## begin Supplied material

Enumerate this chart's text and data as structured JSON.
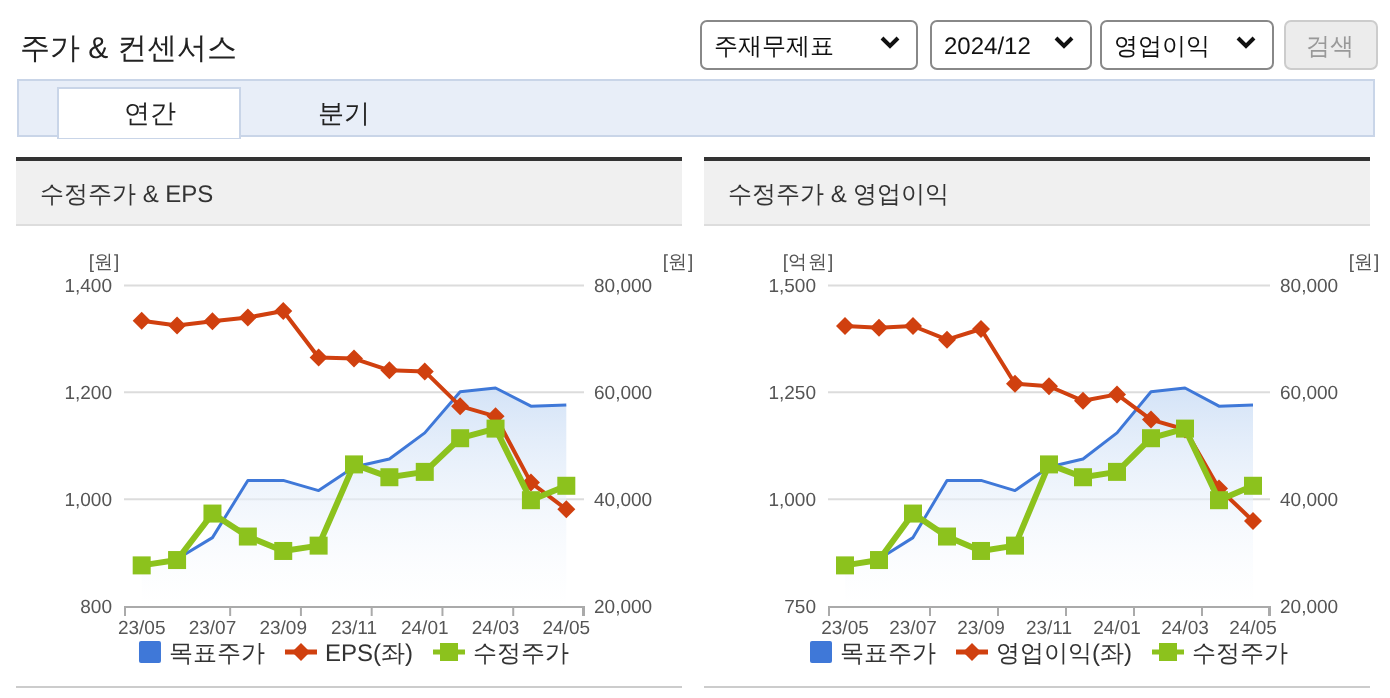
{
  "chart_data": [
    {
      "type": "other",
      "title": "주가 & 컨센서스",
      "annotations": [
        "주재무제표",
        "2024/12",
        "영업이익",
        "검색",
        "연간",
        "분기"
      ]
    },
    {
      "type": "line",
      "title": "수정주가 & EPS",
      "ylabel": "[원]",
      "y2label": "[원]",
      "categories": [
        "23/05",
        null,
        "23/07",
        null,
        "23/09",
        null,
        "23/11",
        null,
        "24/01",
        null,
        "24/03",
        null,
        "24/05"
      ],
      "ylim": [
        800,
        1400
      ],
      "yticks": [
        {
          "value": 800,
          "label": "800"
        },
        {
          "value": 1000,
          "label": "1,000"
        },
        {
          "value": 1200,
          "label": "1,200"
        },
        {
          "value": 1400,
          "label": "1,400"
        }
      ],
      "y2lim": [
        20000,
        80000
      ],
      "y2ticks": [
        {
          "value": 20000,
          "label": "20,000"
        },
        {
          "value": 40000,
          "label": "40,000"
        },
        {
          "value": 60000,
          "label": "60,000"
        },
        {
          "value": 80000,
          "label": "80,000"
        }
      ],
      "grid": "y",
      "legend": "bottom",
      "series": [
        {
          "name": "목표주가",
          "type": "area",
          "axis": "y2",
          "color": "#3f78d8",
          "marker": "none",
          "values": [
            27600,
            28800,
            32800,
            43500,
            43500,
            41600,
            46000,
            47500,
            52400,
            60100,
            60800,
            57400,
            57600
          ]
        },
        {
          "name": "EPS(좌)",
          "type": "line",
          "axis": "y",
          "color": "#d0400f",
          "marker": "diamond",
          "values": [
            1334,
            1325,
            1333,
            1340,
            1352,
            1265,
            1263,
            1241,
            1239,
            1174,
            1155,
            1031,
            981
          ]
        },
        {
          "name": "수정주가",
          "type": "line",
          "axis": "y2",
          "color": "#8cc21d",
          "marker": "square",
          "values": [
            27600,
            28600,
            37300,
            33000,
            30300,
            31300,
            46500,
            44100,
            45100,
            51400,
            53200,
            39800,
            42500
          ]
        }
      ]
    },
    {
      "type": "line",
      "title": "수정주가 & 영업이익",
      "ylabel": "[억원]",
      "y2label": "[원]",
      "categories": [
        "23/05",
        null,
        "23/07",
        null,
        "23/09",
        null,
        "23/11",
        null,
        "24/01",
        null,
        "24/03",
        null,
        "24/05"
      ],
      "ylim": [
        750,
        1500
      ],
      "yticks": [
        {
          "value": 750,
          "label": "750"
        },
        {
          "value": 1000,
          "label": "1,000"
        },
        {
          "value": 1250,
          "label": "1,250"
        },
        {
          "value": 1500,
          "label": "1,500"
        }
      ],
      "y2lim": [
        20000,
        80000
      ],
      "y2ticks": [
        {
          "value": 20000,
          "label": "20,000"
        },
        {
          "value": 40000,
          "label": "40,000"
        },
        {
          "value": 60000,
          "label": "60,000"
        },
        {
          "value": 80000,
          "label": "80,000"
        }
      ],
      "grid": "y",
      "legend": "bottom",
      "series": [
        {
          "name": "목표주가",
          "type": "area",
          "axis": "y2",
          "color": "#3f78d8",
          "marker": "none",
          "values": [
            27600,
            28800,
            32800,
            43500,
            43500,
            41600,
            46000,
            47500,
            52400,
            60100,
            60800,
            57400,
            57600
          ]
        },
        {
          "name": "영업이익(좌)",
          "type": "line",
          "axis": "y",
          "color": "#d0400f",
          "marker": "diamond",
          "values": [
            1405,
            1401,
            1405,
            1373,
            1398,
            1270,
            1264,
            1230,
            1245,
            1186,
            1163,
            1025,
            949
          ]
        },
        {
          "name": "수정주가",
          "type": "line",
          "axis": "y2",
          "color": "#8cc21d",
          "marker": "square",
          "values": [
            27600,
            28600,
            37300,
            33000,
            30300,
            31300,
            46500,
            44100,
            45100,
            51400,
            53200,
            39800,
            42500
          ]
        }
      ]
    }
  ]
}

## end Supplied material
## begin Supplied material

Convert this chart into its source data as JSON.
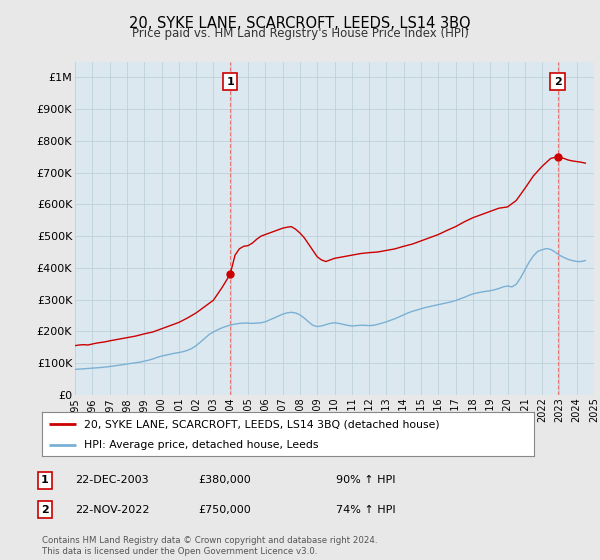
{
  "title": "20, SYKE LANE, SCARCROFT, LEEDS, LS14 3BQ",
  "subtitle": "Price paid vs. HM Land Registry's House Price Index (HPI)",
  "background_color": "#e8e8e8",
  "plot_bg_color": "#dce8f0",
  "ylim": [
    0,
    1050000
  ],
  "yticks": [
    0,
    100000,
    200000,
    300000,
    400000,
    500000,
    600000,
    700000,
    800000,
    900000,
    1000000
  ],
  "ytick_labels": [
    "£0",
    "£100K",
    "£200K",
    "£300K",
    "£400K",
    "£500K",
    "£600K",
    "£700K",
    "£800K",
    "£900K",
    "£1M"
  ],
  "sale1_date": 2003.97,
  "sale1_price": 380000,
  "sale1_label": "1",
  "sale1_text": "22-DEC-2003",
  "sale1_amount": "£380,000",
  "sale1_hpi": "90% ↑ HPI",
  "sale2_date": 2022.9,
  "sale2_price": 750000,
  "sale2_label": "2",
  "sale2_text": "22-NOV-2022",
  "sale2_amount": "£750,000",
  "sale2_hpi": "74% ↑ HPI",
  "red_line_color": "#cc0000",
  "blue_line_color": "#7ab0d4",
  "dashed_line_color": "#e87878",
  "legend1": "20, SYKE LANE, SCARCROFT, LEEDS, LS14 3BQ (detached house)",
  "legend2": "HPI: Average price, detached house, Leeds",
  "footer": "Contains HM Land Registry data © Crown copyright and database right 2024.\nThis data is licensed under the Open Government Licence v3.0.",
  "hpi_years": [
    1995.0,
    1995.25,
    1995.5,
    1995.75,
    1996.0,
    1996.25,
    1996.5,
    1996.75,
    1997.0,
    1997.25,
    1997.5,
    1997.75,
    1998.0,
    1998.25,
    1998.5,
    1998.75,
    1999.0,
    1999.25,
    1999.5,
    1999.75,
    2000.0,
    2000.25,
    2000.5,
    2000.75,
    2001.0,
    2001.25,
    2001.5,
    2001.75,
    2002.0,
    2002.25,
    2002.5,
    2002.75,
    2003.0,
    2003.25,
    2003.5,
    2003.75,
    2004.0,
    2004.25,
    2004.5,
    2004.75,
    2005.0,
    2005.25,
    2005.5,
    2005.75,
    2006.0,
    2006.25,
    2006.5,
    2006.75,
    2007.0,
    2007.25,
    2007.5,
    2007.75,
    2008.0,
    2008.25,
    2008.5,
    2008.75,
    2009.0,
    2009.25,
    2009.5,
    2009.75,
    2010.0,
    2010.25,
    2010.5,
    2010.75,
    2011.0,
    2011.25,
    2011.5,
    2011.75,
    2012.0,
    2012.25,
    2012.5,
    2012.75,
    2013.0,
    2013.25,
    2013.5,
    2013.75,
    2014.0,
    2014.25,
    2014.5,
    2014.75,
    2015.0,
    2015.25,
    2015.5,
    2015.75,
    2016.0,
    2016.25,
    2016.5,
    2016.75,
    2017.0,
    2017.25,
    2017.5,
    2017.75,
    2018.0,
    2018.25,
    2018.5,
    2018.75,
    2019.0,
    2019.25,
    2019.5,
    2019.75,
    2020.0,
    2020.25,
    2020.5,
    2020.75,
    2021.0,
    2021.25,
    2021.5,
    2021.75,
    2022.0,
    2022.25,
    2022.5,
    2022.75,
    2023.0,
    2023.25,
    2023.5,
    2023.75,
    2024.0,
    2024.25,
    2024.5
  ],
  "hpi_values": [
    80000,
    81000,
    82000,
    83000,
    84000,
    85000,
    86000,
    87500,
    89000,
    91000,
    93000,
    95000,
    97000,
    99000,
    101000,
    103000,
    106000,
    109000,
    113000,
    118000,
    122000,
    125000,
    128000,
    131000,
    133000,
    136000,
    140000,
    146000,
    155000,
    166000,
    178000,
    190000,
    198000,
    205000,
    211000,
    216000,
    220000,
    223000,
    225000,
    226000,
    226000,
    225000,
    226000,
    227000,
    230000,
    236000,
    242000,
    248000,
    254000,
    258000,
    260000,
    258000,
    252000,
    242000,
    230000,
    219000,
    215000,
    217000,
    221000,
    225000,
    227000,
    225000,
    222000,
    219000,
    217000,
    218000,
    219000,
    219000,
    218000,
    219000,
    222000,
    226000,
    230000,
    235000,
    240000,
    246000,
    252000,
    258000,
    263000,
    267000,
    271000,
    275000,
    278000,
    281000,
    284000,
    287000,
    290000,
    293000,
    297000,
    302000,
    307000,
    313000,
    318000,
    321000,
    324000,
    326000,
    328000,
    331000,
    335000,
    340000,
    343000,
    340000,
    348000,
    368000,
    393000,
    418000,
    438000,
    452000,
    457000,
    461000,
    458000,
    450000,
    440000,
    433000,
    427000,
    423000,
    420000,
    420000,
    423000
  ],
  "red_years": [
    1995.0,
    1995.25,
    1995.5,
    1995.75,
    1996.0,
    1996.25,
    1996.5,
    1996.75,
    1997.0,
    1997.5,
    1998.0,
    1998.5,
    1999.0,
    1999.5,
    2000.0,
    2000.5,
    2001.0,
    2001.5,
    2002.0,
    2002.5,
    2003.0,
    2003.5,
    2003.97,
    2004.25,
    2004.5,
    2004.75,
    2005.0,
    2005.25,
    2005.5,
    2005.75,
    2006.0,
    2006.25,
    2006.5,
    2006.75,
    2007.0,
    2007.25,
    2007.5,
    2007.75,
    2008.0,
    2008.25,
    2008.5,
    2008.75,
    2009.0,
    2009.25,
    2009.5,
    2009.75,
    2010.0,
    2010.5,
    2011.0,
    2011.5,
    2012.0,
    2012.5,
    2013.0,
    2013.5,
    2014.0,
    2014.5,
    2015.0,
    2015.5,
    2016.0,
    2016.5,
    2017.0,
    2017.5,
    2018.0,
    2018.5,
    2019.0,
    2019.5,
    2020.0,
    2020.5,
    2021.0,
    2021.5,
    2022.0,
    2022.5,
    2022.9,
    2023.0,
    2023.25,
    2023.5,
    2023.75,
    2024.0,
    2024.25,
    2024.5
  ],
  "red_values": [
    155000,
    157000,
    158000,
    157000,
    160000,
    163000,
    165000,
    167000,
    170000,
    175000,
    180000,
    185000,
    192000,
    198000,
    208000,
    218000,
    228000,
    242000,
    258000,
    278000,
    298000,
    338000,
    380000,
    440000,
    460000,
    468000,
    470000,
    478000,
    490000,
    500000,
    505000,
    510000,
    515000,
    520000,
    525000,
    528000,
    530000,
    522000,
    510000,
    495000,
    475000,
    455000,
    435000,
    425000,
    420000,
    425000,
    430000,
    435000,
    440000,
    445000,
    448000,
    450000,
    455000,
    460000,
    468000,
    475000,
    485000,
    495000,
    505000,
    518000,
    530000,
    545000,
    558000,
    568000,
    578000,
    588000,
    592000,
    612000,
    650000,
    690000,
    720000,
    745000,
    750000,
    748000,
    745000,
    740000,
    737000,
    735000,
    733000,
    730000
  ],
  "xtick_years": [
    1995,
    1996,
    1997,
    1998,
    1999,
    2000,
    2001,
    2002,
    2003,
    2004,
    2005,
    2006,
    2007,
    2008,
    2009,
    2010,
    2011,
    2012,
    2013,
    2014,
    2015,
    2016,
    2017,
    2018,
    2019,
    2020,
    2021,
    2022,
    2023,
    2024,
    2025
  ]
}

## end Supplied material

To do
Find every line with "Registry" in the listing and state how many there are, nothing else.

Result
2